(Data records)
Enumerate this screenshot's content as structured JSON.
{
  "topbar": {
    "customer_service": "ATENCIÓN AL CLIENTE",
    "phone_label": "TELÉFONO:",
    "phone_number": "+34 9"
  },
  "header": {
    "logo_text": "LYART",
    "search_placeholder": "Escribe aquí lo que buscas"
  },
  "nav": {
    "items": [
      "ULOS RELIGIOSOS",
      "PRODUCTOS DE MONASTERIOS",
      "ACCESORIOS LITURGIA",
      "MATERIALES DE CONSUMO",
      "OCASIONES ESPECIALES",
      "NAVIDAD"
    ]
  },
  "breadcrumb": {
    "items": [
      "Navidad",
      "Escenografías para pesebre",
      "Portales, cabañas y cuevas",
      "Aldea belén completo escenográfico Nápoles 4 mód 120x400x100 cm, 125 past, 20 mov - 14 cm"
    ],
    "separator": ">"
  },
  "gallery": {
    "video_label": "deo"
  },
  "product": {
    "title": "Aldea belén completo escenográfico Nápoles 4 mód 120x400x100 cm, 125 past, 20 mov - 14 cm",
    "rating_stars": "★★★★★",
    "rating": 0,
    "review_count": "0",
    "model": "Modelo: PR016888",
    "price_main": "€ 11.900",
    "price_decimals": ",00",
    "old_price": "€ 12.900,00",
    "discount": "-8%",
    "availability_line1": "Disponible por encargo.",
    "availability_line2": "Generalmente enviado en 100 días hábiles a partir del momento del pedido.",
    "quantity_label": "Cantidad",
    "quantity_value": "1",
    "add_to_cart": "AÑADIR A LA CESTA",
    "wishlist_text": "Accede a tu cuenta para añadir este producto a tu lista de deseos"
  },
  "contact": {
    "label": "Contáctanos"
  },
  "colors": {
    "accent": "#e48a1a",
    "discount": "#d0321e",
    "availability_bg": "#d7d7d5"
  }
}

- **Task prompt**
Read the entries and select each line where the word "belén" is found.

- **Finished exercise**
      "Aldea belén completo escenográfico Nápoles 4 mód 120x400x100 cm, 125 past, 20 mov - 14 cm"
    "title": "Aldea belén completo escenográfico Nápoles 4 mód 120x400x100 cm, 125 past, 20 mov - 14 cm",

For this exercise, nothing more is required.